═════ Zitierter Text
Das Parlament
Mit der Beilage aus Politik und Zeitgeschehen

Das Parlament
Nr. 36 / 04.09.2006

Mehr Offenheit und Differenzierung

Interview mit Udo Steinbach, Leiter des Orient-Instituts in Hamburg, über das Verhältnis des Westens zum Islam
Seit 1976 leitet Udo Steinbach das "Deutsche Orient-Institut" in Hamburg. Der Islamwissenschaftler, der auch die Regierung berät, glaubt, dass der Westen mitverantwortlich ist für das Aufkommen des islamistischen Terrorismus. Seine Forderung: mehr Offenheit gegenüber dem Islam.

Das Parlament        Seit den Terroranschlägen vom 11. September 2001 sind fünf Jahre vergangen. Können wir nachvollziehen, wie es zu dieser Tragödie kommen konnte?

Udo Steinbach         Noch immer ist nicht kritisch und selbstkritisch reflektiert, was eigentlich geschehen ist. Sonst wären nicht danach im "Kampf gegen den Terrorismus" so viele Fehler gemacht worden. Der Terror zeigt sich heute keineswegs eingedämmt; er ist virulenter, bösartiger und verbreiteter als eh und je. Wir haben noch nicht verstanden, dass er nicht allein mit Waffen bekämpft werden kann.

Das Parlament        War es also nicht richtig, das Taliban-Regime in Afghanistan im Herbst 2001 anzugreifen?

Udo Steinbach         Diese Entscheidung war eine der wenigen richtigen Entscheidungen bei der Bekämpfung des Terrors. In Afghanistan hatte sich ein Regime etabliert, das sich außerhalb der internationalen Ordnung stellte und anti-westliche Terror-Organisationen unterstützte. Auch sollte man nicht vergessen, dass die Proteste in der islamischen Welt im Kontext des Krieges gegen die Taliban im Herbst 2001 nur marginal ausfielen.

Das Parlament        Wie hat sich das militärische Eingreifen der USA nach dem 11. September auf die internationale Politik in der Region ausgewirkt?
══════════
- Gestellte Aufgabe:
Kopiere bitte aus dem Interview den Abschnitt, der bei „Das Parlament        War“ beginnt und bis einschließlich „der Region ausgewirkt?“ reicht, Wort für Wort.
═════ Auflistung
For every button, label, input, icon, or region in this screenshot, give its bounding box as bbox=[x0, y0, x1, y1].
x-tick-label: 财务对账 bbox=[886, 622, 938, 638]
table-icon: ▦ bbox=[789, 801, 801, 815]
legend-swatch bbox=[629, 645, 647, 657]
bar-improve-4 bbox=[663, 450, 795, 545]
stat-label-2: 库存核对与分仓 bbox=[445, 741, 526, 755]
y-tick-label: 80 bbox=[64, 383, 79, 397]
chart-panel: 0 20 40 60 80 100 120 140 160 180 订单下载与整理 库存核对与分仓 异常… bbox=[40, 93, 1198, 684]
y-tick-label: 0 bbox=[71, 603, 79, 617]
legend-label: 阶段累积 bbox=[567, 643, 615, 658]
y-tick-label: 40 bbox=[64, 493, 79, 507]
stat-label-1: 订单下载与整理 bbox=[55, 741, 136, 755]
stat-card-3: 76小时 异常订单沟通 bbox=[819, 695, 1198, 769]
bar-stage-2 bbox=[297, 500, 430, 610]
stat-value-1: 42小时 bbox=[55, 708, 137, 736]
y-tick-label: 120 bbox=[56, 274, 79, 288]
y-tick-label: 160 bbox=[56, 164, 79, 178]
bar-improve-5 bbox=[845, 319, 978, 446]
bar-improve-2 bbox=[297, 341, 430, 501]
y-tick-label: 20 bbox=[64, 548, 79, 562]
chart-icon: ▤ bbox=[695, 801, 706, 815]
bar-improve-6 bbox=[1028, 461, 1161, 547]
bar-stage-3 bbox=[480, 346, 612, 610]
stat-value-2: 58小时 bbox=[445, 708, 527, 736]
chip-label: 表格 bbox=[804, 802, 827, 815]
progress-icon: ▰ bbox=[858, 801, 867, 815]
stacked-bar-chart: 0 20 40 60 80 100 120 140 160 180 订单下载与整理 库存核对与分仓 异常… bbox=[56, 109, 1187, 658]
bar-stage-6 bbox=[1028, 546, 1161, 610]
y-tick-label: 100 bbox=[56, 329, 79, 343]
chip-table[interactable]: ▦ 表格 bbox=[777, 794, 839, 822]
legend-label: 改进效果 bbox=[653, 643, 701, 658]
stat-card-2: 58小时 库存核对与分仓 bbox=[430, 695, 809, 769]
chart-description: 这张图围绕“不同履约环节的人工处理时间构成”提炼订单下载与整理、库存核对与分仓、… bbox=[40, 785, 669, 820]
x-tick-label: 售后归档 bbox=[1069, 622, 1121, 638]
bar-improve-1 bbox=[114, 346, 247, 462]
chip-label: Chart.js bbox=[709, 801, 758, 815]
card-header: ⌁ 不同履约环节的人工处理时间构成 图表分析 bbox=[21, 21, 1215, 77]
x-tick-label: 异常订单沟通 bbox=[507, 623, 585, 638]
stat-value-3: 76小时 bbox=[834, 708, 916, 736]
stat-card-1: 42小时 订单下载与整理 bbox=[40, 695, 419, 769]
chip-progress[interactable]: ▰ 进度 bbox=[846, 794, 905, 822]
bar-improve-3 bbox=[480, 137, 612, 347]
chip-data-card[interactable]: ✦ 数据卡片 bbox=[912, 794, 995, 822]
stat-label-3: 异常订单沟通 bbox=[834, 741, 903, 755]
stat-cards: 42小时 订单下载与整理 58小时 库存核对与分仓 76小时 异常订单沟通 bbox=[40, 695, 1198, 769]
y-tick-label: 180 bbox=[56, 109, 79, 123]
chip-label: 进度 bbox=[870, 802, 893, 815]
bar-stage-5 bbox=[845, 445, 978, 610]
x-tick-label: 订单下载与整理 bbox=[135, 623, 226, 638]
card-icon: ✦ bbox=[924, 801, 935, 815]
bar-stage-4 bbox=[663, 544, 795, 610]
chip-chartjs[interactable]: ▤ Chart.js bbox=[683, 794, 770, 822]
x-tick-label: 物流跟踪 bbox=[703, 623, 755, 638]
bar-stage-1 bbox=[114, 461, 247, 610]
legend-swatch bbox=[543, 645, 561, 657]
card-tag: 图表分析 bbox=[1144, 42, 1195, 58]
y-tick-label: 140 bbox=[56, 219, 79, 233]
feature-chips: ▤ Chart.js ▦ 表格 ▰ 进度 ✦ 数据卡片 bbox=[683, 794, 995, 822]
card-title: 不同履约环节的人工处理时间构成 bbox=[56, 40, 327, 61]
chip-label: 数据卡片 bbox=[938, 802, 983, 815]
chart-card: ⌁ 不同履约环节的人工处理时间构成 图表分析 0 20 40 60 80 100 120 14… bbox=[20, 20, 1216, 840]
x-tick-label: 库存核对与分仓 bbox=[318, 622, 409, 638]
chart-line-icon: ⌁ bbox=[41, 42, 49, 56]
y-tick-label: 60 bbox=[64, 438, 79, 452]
══════════
- Vollständige Antwort:
Das Parlament        War es also nicht richtig, das Taliban-Regime in Afghanistan im Herbst 2001 anzugreifen?

Udo Steinbach         Diese Entscheidung war eine der wenigen richtigen Entscheidungen bei der Bekämpfung des Terrors. In Afghanistan hatte sich ein Regime etabliert, das sich außerhalb der internationalen Ordnung stellte und anti-westliche Terror-Organisationen unterstützte. Auch sollte man nicht vergessen, dass die Proteste in der islamischen Welt im Kontext des Krieges gegen die Taliban im Herbst 2001 nur marginal ausfielen.

Das Parlament        Wie hat sich das militärische Eingreifen der USA nach dem 11. September auf die internationale Politik in der Region ausgewirkt?